▸ **STATED PROBLEM**:
Each record below is to be copied word for word, with pictures removed.

▸ **GIVEN RECORDS**:
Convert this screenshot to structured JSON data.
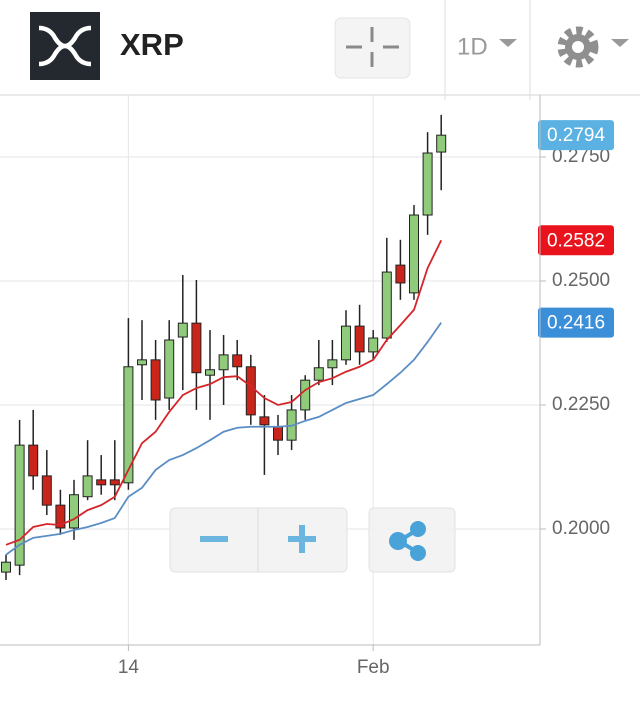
{
  "header": {
    "symbol": "XRP",
    "interval": "1D"
  },
  "chart_data": {
    "type": "candlestick",
    "categories": [
      null,
      null,
      null,
      null,
      null,
      null,
      null,
      null,
      null,
      "14",
      null,
      null,
      null,
      null,
      null,
      null,
      null,
      null,
      null,
      null,
      null,
      null,
      null,
      null,
      null,
      null,
      null,
      "Feb",
      null,
      null,
      null,
      null,
      null
    ],
    "open": [
      0.1913,
      0.1927,
      0.2169,
      0.2107,
      0.2048,
      0.2002,
      0.2065,
      0.2099,
      0.2099,
      0.2093,
      0.2331,
      0.2341,
      0.2264,
      0.2387,
      0.2415,
      0.231,
      0.2321,
      0.2351,
      0.2327,
      0.2226,
      0.2206,
      0.2179,
      0.224,
      0.23,
      0.2325,
      0.2341,
      0.2409,
      0.2357,
      0.2385,
      0.2532,
      0.2476,
      0.2633,
      0.276
    ],
    "high": [
      0.1948,
      0.222,
      0.224,
      0.2159,
      0.2079,
      0.2099,
      0.2179,
      0.2149,
      0.2179,
      0.2425,
      0.2421,
      0.2381,
      0.2421,
      0.2512,
      0.2502,
      0.2401,
      0.2391,
      0.2381,
      0.2351,
      0.227,
      0.223,
      0.227,
      0.231,
      0.2381,
      0.2381,
      0.2441,
      0.2452,
      0.2401,
      0.2587,
      0.2583,
      0.2653,
      0.28,
      0.2835
    ],
    "low": [
      0.1897,
      0.1907,
      0.2079,
      0.2028,
      0.1988,
      0.1978,
      0.2058,
      0.2069,
      0.2058,
      0.2079,
      0.226,
      0.222,
      0.224,
      0.228,
      0.224,
      0.222,
      0.225,
      0.23,
      0.221,
      0.2109,
      0.2149,
      0.2159,
      0.222,
      0.229,
      0.229,
      0.2331,
      0.2331,
      0.2341,
      0.2377,
      0.2462,
      0.2462,
      0.2593,
      0.2683
    ],
    "close": [
      0.1933,
      0.2169,
      0.2107,
      0.2048,
      0.2002,
      0.2069,
      0.2107,
      0.2089,
      0.2089,
      0.2327,
      0.2341,
      0.226,
      0.2381,
      0.2415,
      0.2315,
      0.2321,
      0.2351,
      0.2327,
      0.223,
      0.221,
      0.2179,
      0.224,
      0.23,
      0.2325,
      0.2341,
      0.2409,
      0.2357,
      0.2385,
      0.2518,
      0.2496,
      0.2633,
      0.2758,
      0.2794
    ],
    "up_color": "#8fcb7b",
    "down_color": "#c9251b",
    "last_color": "#5ab1e2",
    "series": [
      {
        "color": "#d4262a",
        "badge_color": "#e8131c",
        "values": [
          0.1968,
          0.1978,
          0.2004,
          0.201,
          0.2008,
          0.202,
          0.2038,
          0.2048,
          0.2065,
          0.2119,
          0.2173,
          0.2196,
          0.2236,
          0.227,
          0.2284,
          0.2292,
          0.2306,
          0.2308,
          0.2288,
          0.2264,
          0.225,
          0.2256,
          0.228,
          0.2296,
          0.2304,
          0.2317,
          0.2327,
          0.2341,
          0.2381,
          0.2411,
          0.2442,
          0.2526,
          0.2582
        ]
      },
      {
        "color": "#5a8ec4",
        "badge_color": "#3b8fd8",
        "values": [
          0.1948,
          0.1968,
          0.1982,
          0.1986,
          0.199,
          0.1998,
          0.2004,
          0.2012,
          0.2022,
          0.2065,
          0.2083,
          0.2119,
          0.2139,
          0.2149,
          0.2163,
          0.2179,
          0.2196,
          0.2204,
          0.2206,
          0.2206,
          0.2206,
          0.2208,
          0.2218,
          0.2226,
          0.224,
          0.2254,
          0.2262,
          0.227,
          0.2292,
          0.2315,
          0.2341,
          0.2377,
          0.2416
        ]
      }
    ],
    "ylim": [
      0.1766,
      0.2875
    ],
    "yticks": [
      {
        "value": 0.2,
        "label": "0.2000"
      },
      {
        "value": 0.225,
        "label": "0.2250"
      },
      {
        "value": 0.25,
        "label": "0.2500"
      },
      {
        "value": 0.275,
        "label": "0.2750"
      }
    ],
    "grid": true
  }
}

▸ **FINAL RESULT**:
Convert this screenshot to structured JSON data.
{
  "header": {
    "symbol": "XRP",
    "interval": "1D"
  },
  "chart_data": {
    "type": "candlestick",
    "categories": [
      null,
      null,
      null,
      null,
      null,
      null,
      null,
      null,
      null,
      "14",
      null,
      null,
      null,
      null,
      null,
      null,
      null,
      null,
      null,
      null,
      null,
      null,
      null,
      null,
      null,
      null,
      null,
      "Feb",
      null,
      null,
      null,
      null,
      null
    ],
    "open": [
      0.1913,
      0.1927,
      0.2169,
      0.2107,
      0.2048,
      0.2002,
      0.2065,
      0.2099,
      0.2099,
      0.2093,
      0.2331,
      0.2341,
      0.2264,
      0.2387,
      0.2415,
      0.231,
      0.2321,
      0.2351,
      0.2327,
      0.2226,
      0.2206,
      0.2179,
      0.224,
      0.23,
      0.2325,
      0.2341,
      0.2409,
      0.2357,
      0.2385,
      0.2532,
      0.2476,
      0.2633,
      0.276
    ],
    "high": [
      0.1948,
      0.222,
      0.224,
      0.2159,
      0.2079,
      0.2099,
      0.2179,
      0.2149,
      0.2179,
      0.2425,
      0.2421,
      0.2381,
      0.2421,
      0.2512,
      0.2502,
      0.2401,
      0.2391,
      0.2381,
      0.2351,
      0.227,
      0.223,
      0.227,
      0.231,
      0.2381,
      0.2381,
      0.2441,
      0.2452,
      0.2401,
      0.2587,
      0.2583,
      0.2653,
      0.28,
      0.2835
    ],
    "low": [
      0.1897,
      0.1907,
      0.2079,
      0.2028,
      0.1988,
      0.1978,
      0.2058,
      0.2069,
      0.2058,
      0.2079,
      0.226,
      0.222,
      0.224,
      0.228,
      0.224,
      0.222,
      0.225,
      0.23,
      0.221,
      0.2109,
      0.2149,
      0.2159,
      0.222,
      0.229,
      0.229,
      0.2331,
      0.2331,
      0.2341,
      0.2377,
      0.2462,
      0.2462,
      0.2593,
      0.2683
    ],
    "close": [
      0.1933,
      0.2169,
      0.2107,
      0.2048,
      0.2002,
      0.2069,
      0.2107,
      0.2089,
      0.2089,
      0.2327,
      0.2341,
      0.226,
      0.2381,
      0.2415,
      0.2315,
      0.2321,
      0.2351,
      0.2327,
      0.223,
      0.221,
      0.2179,
      0.224,
      0.23,
      0.2325,
      0.2341,
      0.2409,
      0.2357,
      0.2385,
      0.2518,
      0.2496,
      0.2633,
      0.2758,
      0.2794
    ],
    "up_color": "#8fcb7b",
    "down_color": "#c9251b",
    "last_color": "#5ab1e2",
    "series": [
      {
        "color": "#d4262a",
        "badge_color": "#e8131c",
        "values": [
          0.1968,
          0.1978,
          0.2004,
          0.201,
          0.2008,
          0.202,
          0.2038,
          0.2048,
          0.2065,
          0.2119,
          0.2173,
          0.2196,
          0.2236,
          0.227,
          0.2284,
          0.2292,
          0.2306,
          0.2308,
          0.2288,
          0.2264,
          0.225,
          0.2256,
          0.228,
          0.2296,
          0.2304,
          0.2317,
          0.2327,
          0.2341,
          0.2381,
          0.2411,
          0.2442,
          0.2526,
          0.2582
        ]
      },
      {
        "color": "#5a8ec4",
        "badge_color": "#3b8fd8",
        "values": [
          0.1948,
          0.1968,
          0.1982,
          0.1986,
          0.199,
          0.1998,
          0.2004,
          0.2012,
          0.2022,
          0.2065,
          0.2083,
          0.2119,
          0.2139,
          0.2149,
          0.2163,
          0.2179,
          0.2196,
          0.2204,
          0.2206,
          0.2206,
          0.2206,
          0.2208,
          0.2218,
          0.2226,
          0.224,
          0.2254,
          0.2262,
          0.227,
          0.2292,
          0.2315,
          0.2341,
          0.2377,
          0.2416
        ]
      }
    ],
    "ylim": [
      0.1766,
      0.2875
    ],
    "yticks": [
      {
        "value": 0.2,
        "label": "0.2000"
      },
      {
        "value": 0.225,
        "label": "0.2250"
      },
      {
        "value": 0.25,
        "label": "0.2500"
      },
      {
        "value": 0.275,
        "label": "0.2750"
      }
    ],
    "grid": true
  }
}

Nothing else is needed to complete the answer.